• _Request_
From the entries that follow, extract each line holding the string "возврат".

— start of Provided entries —

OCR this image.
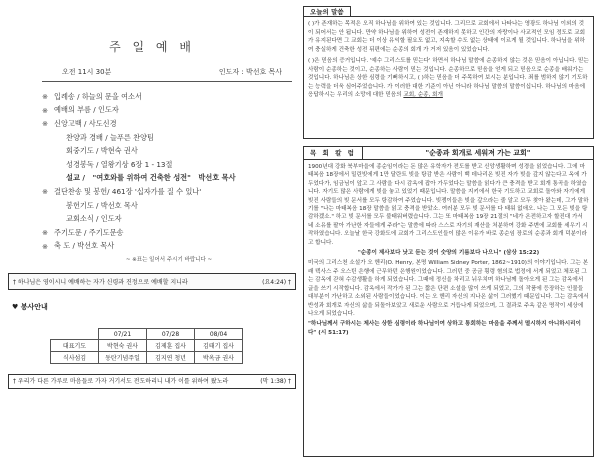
주 일 예 배
오전 11시 30분	인도자 : 박선호 목사
※ 입례송 / 하늘의 문을 여소서
※ 예배의 부름 / 인도자
※ 신앙고백 / 사도신경
찬양과 경배 / 늘푸른 찬양팀
회중기도 / 박현숙 권사
성경봉독 / 열왕기상 6장 1 - 13절
설교 /   "여호와를 위하여 건축한 성전"   박선호 목사
※ 결단찬송 및 봉헌/ 461장 '십자가를 질 수 있나'
봉헌기도 / 박선호 목사
교회소식 / 인도자
※ 주기도문 / 주기도문송
※ 축 도 / 박선호 목사
~ ※표는 일어서 주시기 바랍니다 ~
† 하나님은 영이시니 예배하는 자가 신령과 진정으로 예배할 지니라	(요4:24) †
♥ 봉사안내
	07/21	07/28	08/04
대표기도	박현숙 권사	김제훈 집사	김태기 집사
식사섬김	동탄기념주일	김지연 청년	박옥금 권사
† 우리가 다른 가루로 마음들로 가자 거기서도 전도하리니 내가 이를 위하여 왔노라	(막 1:38) †
오늘의 말씀

( )가 존재하는 목적은 오직 하나님을 위하여 있는 것입니다. 그리므로 교회에서 나타나는 영광도 하나님 이외의 것이 되어서는 안 됩니다. 만약 하나님을 위하여 성전이 존재하지 못하고 인간의 자랑이나 사교적인 모임 정도로 교회가 유지된다면 그 교회는 더 이상 유익할 필요도 없고, 지속할 수도 없는 상태에 이르게 될 것입니다. 하나님을 위하여 충실하게 건축한 성전 뒤편에는 순종의 회개 가 거저 있음이 있었습니다.

( )은 믿음의 증거입니다. '예수 그리스도를 믿는다' 하면서 하나님 말씀에 순종하지 않는 것은 믿음이 아닙니다. 믿는 사람이 순종하는 것이고, 순종하는 사람이 믿는 것입니다. 순종하므로 믿음을 얻게 되고 믿음으로 순종을 배워가는 것입니다. 하나님은 상한 심령을 기뻐하시고, ( )하는 믿음을 더 주목하여 보시는 분입니다. 죄를 범하지 않기 기도하는 능력을 더욱 심어주었습니다. 가 이러한 대한 기준이 아닌 아니라 하나님 말씀의 말씀이십니다. 하나님의 마음에 응답하시는 우리의 소망에 대한 믿음의 교회, 순종, 회개

목 회 칼 럼	"순종과 회개로 세워져 가는 교회"

1900년대 강화 북부마을에 종순임이라는 돈 많은 유학자가 전도를 받고 신앙생활하며 성경을 읽었습니다. 그에 마태복음 18장에서 밀린빚에게 1만 달란트 빚을 탕감 받은 사람이 백 데나리온 빚진 자가 빚을 갚지 않는다고 옥에 가두었다가, 임금님이 앞고 그 사람을 다시 감옥에 잡아 가두었다는 말씀을 읽다가 큰 충격을 받고 회개 통곡을 하였습니다. 자기도 많은 사람에게 빚을 놓고 있었기 때문입니다. 말씀을 지키에서 한국 기도하고 교회로 돌아와 자기에게 빚진 사람들의 빚 문서를 모두 탕감하여 주었습니다. 빚쟁이들은 빚을 갚으라는 줄 알고 모두 찾아 왔는데, 그가 말하기를 "나는 마태복음 18장 말씀을 읽고 충격을 받았소. 여러분 모두 빚 문서를 다 태워 없애오. 나는 그 모든 빚을 탕감하겠소." 하고 빚 문서를 모두 불태워버렸습니다. 그는 또 마태복음 19장 21절의 "네가 온전하고자 할진대 가서 네 소유를 팔아 가난한 자들에게 주라"는 말씀에 따라 스스로 자기의 재산을 처분하여 강화 주변에 교회를 세우기 시작하였습니다. 오늘날 한국 강화도에 교회가 그리스도인들이 많은 이유가 바로 종순임 장로의 순종과 회개 덕분이라고 합니다.

"순종이 제사보다 낫고 듣는 것이 숫양의 기름보다 나으니" (삼상 15:22)

미국의 그리스천 소설가 오 헨리(O. Henry, 본명 William Sidney Porter, 1862~1910)의 이야기입니다. 그는 본래 텍사스 주 오스틴 은행에 근무하던 은행원이었습니다. 그러던 중 공금 횡령 혐의로 법정에 서게 되었고 체포된 그는 감옥에 갇혀 수감생활을 하게 되었습니다. 그때에 정신을 차리고 뉘우치며 하나님께 돌아오게 된 그는 감옥에서 글을 쓰기 시작합니다. 감옥에서 작가가 된 그는 짧은 단편 소설을 많이 쓰게 되었고, 그의 작품에 등장하는 인물들 대부분이 가난하고 소외된 사람들이었습니다. 이는 오 헨리 자신의 지나온 삶이 그러했기 때문입니다. 그는 감옥에서 반성과 회개로 자신의 삶을 되돌아보았고 새로운 사람으로 거듭나게 되었으며, 그 결과로 주옥 같은 명작이 세상에 나오게 되었습니다.

"하나님께서 구하시는 제사는 상한 심령이라 하나님이여 상하고 통회하는 마음을 주께서 멸시하지 아니하시리이다" (시 51:17)
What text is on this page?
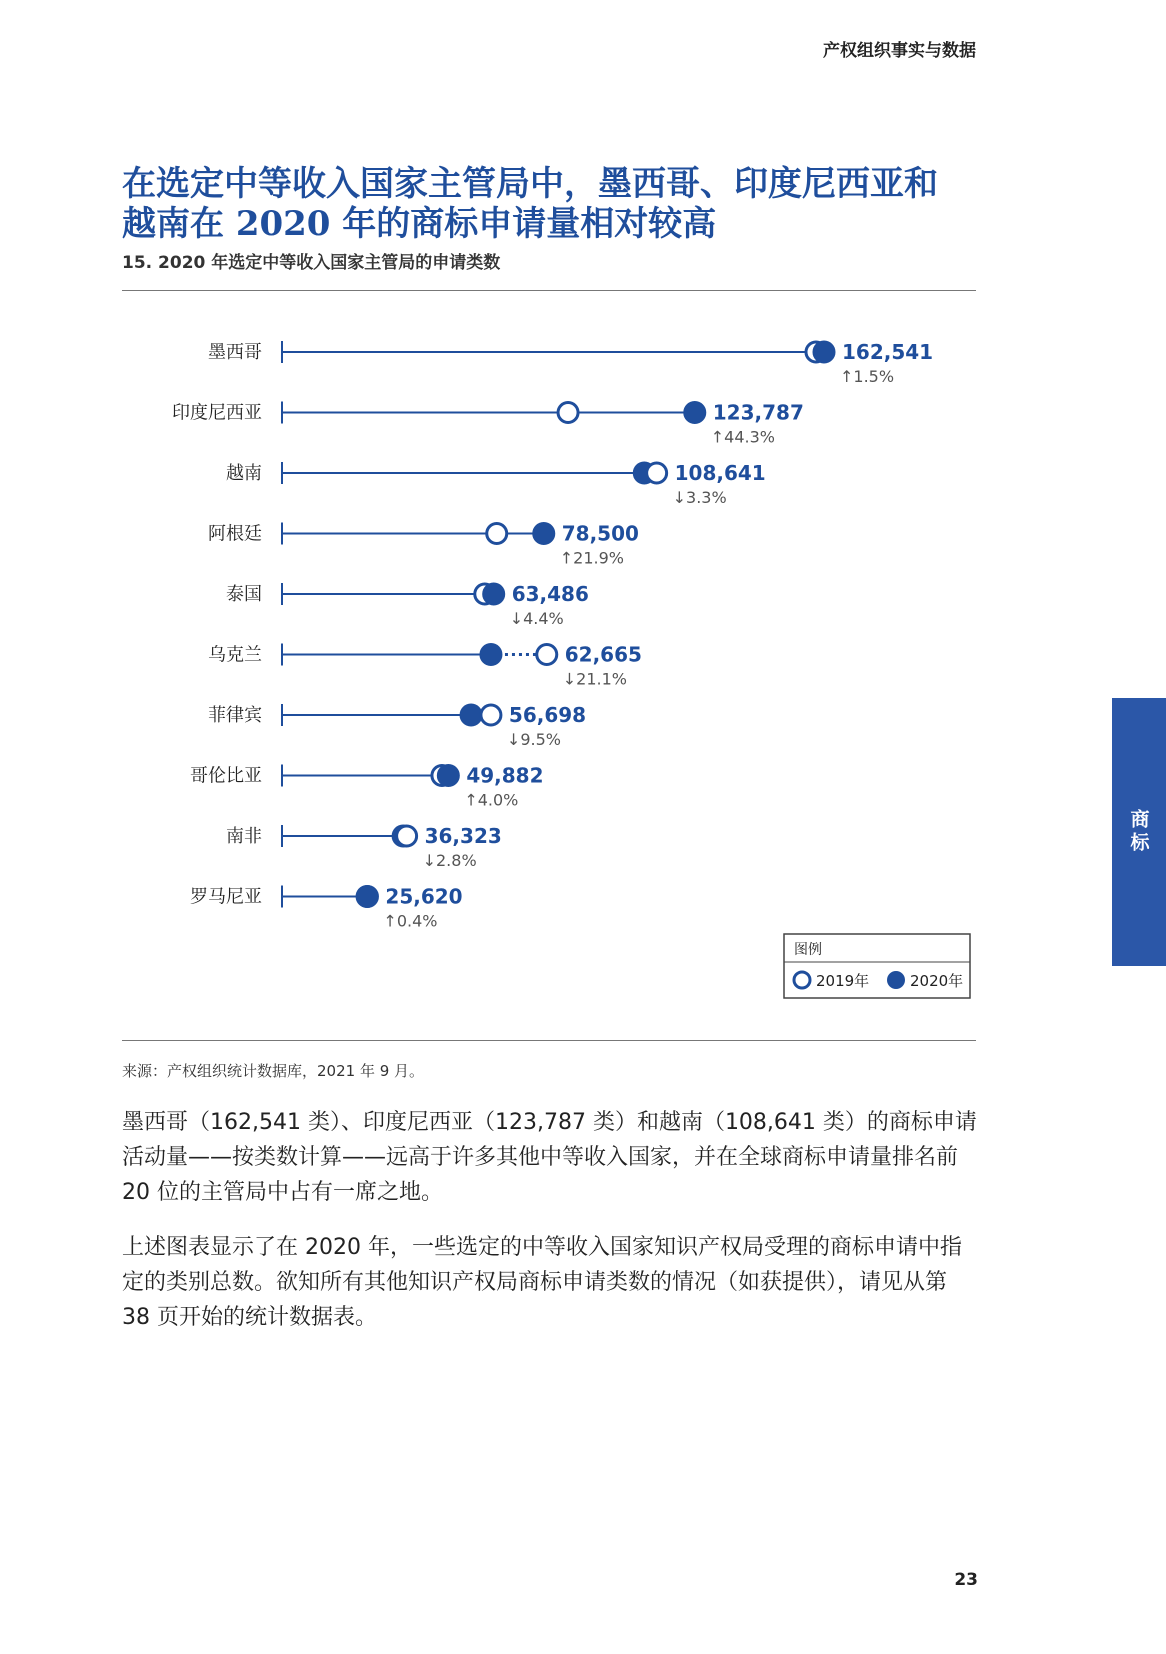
产权组织事实与数据
在选定中等收入国家主管局中，墨西哥、印度尼西亚和越南在 2020 年的商标申请量相对较高
15. 2020 年选定中等收入国家主管局的申请类数
墨西哥	162,541
↑1.5%
印度尼西亚	123,787
↑44.3%
越南	108,641
↓3.3%
阿根廷	78,500
↑21.9%
泰国	63,486
↓4.4%
乌克兰	62,665
↓21.1%
菲律宾	56,698
↓9.5%
哥伦比亚	49,882
↑4.0%
南非	36,323
↓2.8%
罗马尼亚	25,620
↑0.4%
图例
2019年	2020年
来源：产权组织统计数据库，2021 年 9 月。

墨西哥（162,541 类）、印度尼西亚（123,787 类）和越南（108,641 类）的商标申请活动量——按类数计算——远高于许多其他中等收入国家，并在全球商标申请量排名前 20 位的主管局中占有一席之地。

上述图表显示了在 2020 年，一些选定的中等收入国家知识产权局受理的商标申请中指定的类别总数。欲知所有其他知识产权局商标申请类数的情况（如获提供），请见从第 38 页开始的统计数据表。

商标
23
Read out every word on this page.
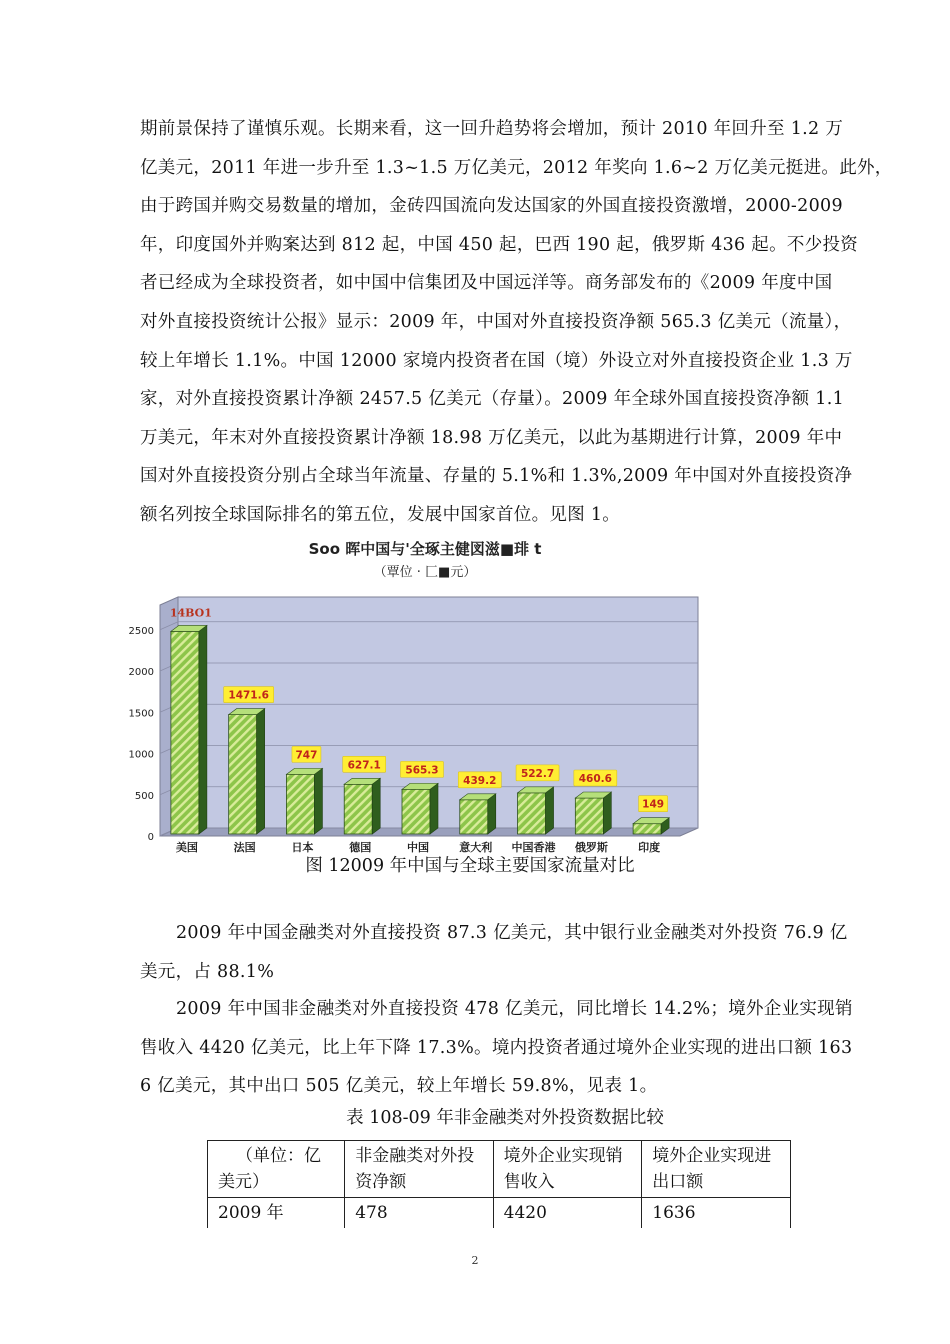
期前景保持了谨慎乐观。长期来看，这一回升趋势将会增加，预计 2010 年回升至 1.2 万
亿美元，2011 年进一步升至 1.3~1.5 万亿美元，2012 年奖向 1.6~2 万亿美元挺进。此外，
由于跨国并购交易数量的增加，金砖四国流向发达国家的外国直接投资激增，2000-2009
年，印度国外并购案达到 812 起，中国 450 起，巴西 190 起，俄罗斯 436 起。不少投资
者已经成为全球投资者，如中国中信集团及中国远洋等。商务部发布的《2009 年度中国
对外直接投资统计公报》显示：2009 年，中国对外直接投资净额 565.3 亿美元（流量），
较上年增长 1.1%。中国 12000 家境内投资者在国（境）外设立对外直接投资企业 1.3 万
家，对外直接投资累计净额 2457.5 亿美元（存量）。2009 年全球外国直接投资净额 1.1
万美元，年末对外直接投资累计净额 18.98 万亿美元，以此为基期进行计算，2009 年中
国对外直接投资分别占全球当年流量、存量的 5.1%和 1.3%,2009 年中国对外直接投资净
额名列按全球国际排名的第五位，发展中国家首位。见图 1。
Soo 晖中国与'全琢主健図滋■琲 t
（覃位 · 匚■元）
0
500
1000
1500
2000
2500
美国	法国	日本	德国	中国	意大利 中国香港 俄罗斯	印度
14BO1
1471.6
747
627.1 565.3
439.2
522.7 460.6
149
图 12009 年中国与全球主要国家流量对比
2009 年中国金融类对外直接投资 87.3 亿美元，其中银行业金融类对外投资 76.9 亿
美元，占 88.1%
2009 年中国非金融类对外直接投资 478 亿美元，同比增长 14.2%；境外企业实现销
售收入 4420 亿美元，比上年下降 17.3%。境内投资者通过境外企业实现的进出口额 163
6 亿美元，其中出口 505 亿美元，较上年增长 59.8%，见表 1。
表 108-09 年非金融类对外投资数据比较
（单位：亿美元）	非金融类对外投资净额	境外企业实现销售收入	境外企业实现进出口额
2009 年	478	4420	1636
2
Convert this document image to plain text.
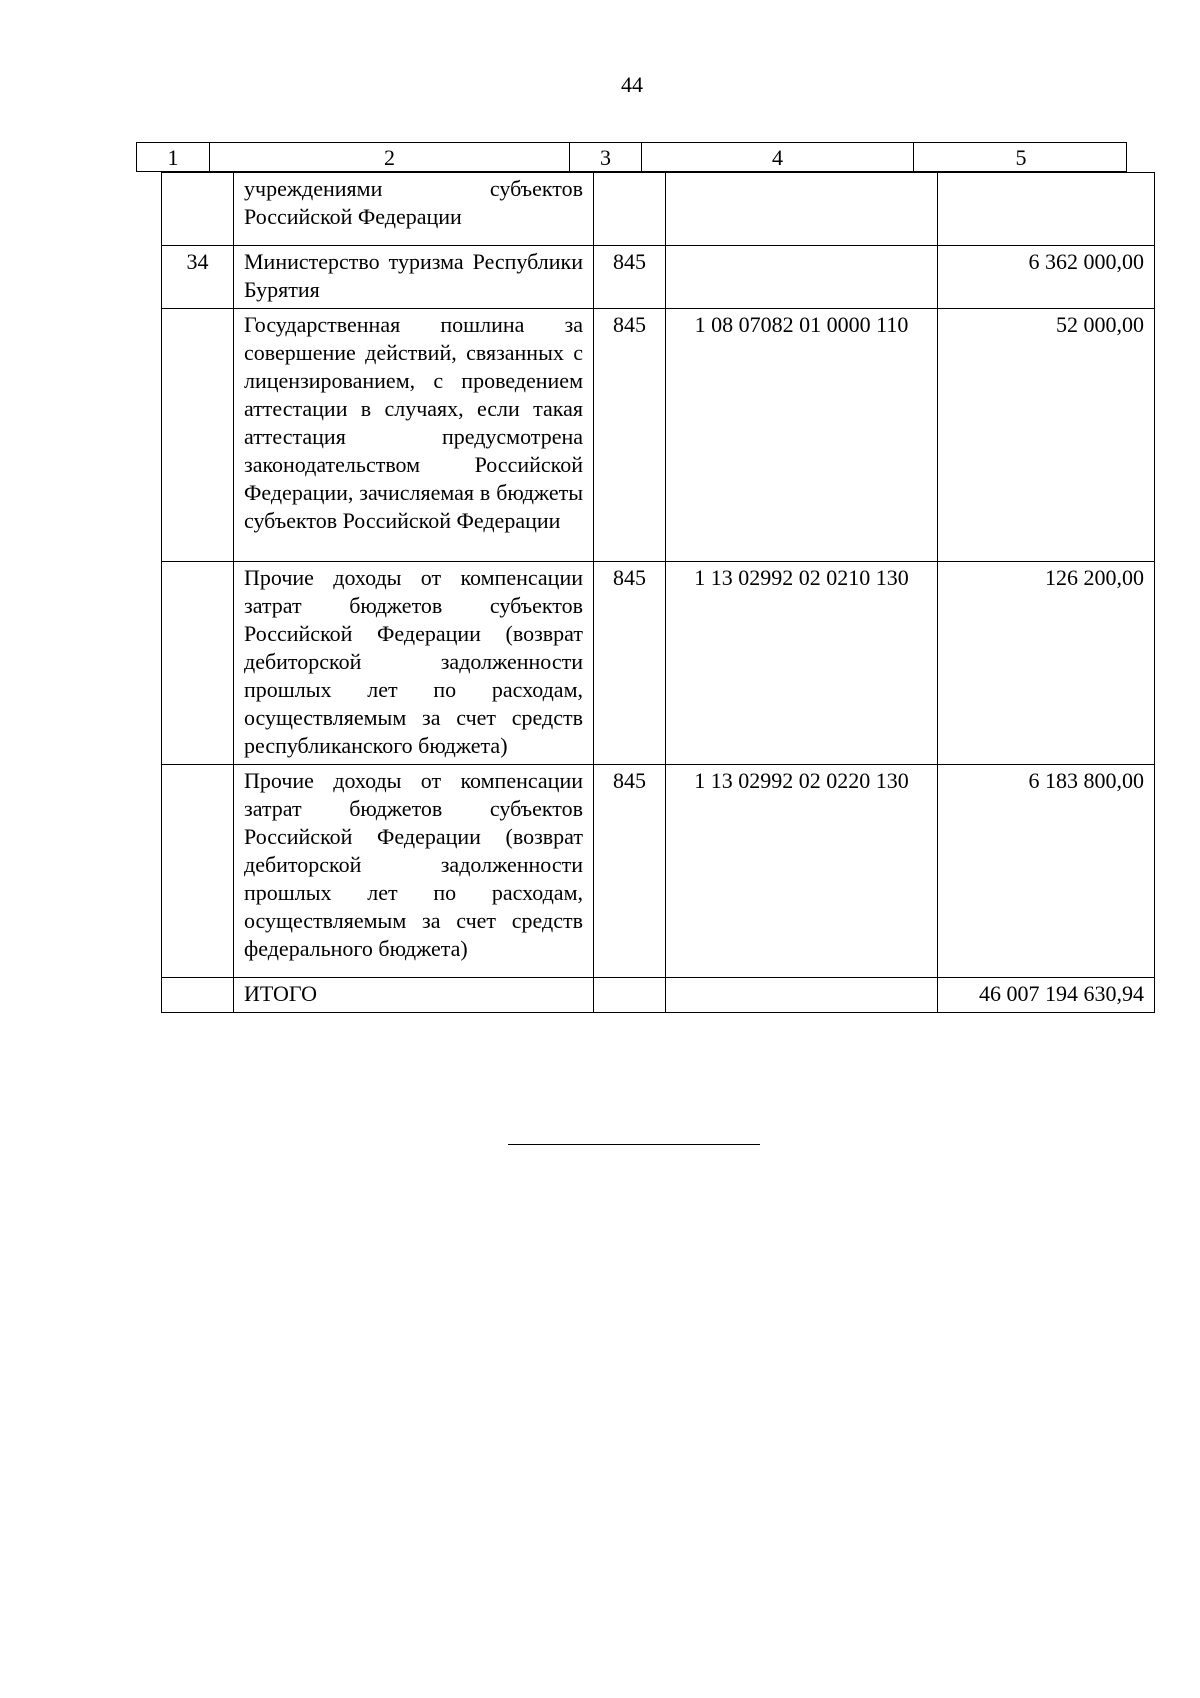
44
1	2	3	4	5
	учреждениями субъектов Российской Федерации			
34	Министерство туризма Республики Бурятия	845		6 362 000,00
	Государственная пошлина за совершение действий, связанных с лицензированием, с проведением аттестации в случаях, если такая аттестация предусмотрена законодательством Российской Федерации, зачисляемая в бюджеты субъектов Российской Федерации	845	1 08 07082 01 0000 110	52 000,00
	Прочие доходы от компенсации затрат бюджетов субъектов Российской Федерации (возврат дебиторской задолженности прошлых лет по расходам, осуществляемым за счет средств республиканского бюджета)	845	1 13 02992 02 0210 130	126 200,00
	Прочие доходы от компенсации затрат бюджетов субъектов Российской Федерации (возврат дебиторской задолженности прошлых лет по расходам, осуществляемым за счет средств федерального бюджета)	845	1 13 02992 02 0220 130	6 183 800,00
	ИТОГО			46 007 194 630,94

— end of Provided entries —

• _Solution for this task_
	Прочие доходы от компенсации затрат бюджетов субъектов Российской Федерации (возврат дебиторской задолженности прошлых лет по расходам, осуществляемым за счет средств республиканского бюджета)	845	1 13 02992 02 0210 130	126 200,00
	Прочие доходы от компенсации затрат бюджетов субъектов Российской Федерации (возврат дебиторской задолженности прошлых лет по расходам, осуществляемым за счет средств федерального бюджета)	845	1 13 02992 02 0220 130	6 183 800,00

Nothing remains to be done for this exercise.